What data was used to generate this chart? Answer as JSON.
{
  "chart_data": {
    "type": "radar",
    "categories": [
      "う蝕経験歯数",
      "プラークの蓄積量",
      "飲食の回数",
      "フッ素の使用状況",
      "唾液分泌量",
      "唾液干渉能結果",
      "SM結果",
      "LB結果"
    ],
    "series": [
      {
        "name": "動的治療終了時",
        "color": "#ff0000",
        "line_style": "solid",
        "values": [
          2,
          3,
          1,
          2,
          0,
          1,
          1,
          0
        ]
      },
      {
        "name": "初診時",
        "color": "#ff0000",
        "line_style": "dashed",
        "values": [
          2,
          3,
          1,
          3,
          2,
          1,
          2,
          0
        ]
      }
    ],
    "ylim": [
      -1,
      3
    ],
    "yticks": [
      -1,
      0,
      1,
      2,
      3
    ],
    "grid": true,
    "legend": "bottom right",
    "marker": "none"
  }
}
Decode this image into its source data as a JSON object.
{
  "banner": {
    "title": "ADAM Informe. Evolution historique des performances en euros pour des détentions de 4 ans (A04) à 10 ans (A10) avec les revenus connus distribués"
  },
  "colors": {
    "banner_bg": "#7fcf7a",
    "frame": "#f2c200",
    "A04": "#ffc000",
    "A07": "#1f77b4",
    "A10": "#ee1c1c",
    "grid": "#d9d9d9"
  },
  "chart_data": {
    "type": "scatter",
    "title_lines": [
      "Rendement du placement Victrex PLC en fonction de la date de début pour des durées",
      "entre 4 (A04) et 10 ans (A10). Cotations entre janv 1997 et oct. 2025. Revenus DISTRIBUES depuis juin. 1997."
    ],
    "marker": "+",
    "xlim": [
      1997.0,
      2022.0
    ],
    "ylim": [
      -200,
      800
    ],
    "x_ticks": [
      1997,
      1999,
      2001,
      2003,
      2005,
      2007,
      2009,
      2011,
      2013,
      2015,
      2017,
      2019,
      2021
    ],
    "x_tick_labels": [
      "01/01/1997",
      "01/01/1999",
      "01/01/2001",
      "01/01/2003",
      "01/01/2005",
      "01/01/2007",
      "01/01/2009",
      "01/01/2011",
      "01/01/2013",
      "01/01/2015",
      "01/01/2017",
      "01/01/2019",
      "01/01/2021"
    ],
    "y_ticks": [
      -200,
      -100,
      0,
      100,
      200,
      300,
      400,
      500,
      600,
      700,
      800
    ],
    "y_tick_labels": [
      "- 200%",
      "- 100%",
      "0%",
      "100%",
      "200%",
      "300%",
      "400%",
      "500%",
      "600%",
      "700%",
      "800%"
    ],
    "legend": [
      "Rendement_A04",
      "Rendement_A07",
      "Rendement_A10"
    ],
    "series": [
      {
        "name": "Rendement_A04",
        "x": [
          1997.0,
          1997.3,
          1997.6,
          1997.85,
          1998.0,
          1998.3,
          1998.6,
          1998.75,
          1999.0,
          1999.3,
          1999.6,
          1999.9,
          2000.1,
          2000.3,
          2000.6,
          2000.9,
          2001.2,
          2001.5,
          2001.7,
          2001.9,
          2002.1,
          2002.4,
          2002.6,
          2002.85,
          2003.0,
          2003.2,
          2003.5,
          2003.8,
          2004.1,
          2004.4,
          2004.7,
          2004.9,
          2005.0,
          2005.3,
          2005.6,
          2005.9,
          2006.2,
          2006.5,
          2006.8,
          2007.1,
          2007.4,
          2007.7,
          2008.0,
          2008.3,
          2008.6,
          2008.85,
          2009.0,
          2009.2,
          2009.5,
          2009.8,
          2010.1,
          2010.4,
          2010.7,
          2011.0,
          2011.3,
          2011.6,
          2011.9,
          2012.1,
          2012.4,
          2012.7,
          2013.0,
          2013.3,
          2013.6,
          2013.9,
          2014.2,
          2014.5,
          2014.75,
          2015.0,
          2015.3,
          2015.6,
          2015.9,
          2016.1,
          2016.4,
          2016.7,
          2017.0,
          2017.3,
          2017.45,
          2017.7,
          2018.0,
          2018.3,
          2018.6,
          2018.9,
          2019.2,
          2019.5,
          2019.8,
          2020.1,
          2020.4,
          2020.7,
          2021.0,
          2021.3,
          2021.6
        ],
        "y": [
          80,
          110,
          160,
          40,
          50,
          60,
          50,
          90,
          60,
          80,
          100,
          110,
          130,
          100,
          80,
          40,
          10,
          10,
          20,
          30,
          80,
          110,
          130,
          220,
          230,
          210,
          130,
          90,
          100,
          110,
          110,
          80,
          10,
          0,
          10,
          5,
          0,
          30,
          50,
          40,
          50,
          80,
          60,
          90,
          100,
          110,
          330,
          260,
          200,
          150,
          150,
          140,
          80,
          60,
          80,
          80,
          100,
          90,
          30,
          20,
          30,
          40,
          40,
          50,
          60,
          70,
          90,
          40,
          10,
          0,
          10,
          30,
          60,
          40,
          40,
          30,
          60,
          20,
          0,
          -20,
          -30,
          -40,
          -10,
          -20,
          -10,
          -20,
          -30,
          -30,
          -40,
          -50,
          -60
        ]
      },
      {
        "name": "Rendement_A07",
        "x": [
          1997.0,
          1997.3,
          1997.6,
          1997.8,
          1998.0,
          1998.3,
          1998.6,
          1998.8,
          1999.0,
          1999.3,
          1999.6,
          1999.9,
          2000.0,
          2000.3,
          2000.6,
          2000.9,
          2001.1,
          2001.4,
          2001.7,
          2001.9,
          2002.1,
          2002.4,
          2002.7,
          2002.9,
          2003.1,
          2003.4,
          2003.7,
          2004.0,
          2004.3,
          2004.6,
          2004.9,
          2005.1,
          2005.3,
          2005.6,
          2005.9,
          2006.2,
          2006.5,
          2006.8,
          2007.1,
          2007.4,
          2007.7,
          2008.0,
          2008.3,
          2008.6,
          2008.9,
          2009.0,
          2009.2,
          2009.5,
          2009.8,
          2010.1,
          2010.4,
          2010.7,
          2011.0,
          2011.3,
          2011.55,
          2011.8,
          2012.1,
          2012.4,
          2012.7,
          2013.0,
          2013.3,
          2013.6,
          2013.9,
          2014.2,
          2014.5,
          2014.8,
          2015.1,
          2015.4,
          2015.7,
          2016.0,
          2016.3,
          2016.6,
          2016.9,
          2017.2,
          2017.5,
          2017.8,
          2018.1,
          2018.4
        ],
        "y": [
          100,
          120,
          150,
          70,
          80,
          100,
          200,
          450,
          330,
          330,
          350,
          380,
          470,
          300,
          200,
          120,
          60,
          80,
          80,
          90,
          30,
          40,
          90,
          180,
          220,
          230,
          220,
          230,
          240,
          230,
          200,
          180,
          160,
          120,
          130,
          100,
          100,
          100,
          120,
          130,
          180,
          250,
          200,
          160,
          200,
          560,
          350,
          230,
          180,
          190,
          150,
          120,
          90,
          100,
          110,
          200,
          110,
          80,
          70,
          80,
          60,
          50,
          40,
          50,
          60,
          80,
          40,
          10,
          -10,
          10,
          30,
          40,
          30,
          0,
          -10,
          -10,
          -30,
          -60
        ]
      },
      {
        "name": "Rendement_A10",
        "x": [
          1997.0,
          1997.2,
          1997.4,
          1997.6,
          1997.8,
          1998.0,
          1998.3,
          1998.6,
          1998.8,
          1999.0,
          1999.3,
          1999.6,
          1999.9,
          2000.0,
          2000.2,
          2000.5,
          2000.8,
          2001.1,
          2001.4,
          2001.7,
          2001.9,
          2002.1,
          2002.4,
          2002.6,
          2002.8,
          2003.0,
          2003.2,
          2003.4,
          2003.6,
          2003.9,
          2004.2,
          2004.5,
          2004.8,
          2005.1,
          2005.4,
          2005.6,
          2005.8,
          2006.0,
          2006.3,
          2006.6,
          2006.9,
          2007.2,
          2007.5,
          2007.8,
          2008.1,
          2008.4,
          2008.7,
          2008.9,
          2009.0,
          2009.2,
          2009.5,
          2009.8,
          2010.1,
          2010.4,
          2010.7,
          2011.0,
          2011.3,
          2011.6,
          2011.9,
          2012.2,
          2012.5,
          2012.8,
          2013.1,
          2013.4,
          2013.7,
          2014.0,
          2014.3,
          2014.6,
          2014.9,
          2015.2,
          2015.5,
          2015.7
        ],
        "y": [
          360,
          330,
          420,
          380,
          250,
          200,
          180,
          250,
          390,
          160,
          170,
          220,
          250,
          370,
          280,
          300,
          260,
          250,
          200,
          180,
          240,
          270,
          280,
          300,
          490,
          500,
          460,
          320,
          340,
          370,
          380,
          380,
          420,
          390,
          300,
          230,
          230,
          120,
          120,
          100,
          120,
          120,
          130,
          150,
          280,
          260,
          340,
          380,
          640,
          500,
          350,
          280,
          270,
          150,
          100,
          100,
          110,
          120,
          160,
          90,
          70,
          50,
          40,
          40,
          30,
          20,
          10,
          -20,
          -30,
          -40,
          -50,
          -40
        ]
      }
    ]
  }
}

=== Description of the task ===
Look through the entries above; copy every line holding the string "pour".

=== Worked solution ===
    "title": "ADAM Informe. Evolution historique des performances en euros pour des détentions de 4 ans (A04) à 10 ans (A10) avec les revenus connus distribués"
      "Rendement du placement Victrex PLC en fonction de la date de début pour des durées",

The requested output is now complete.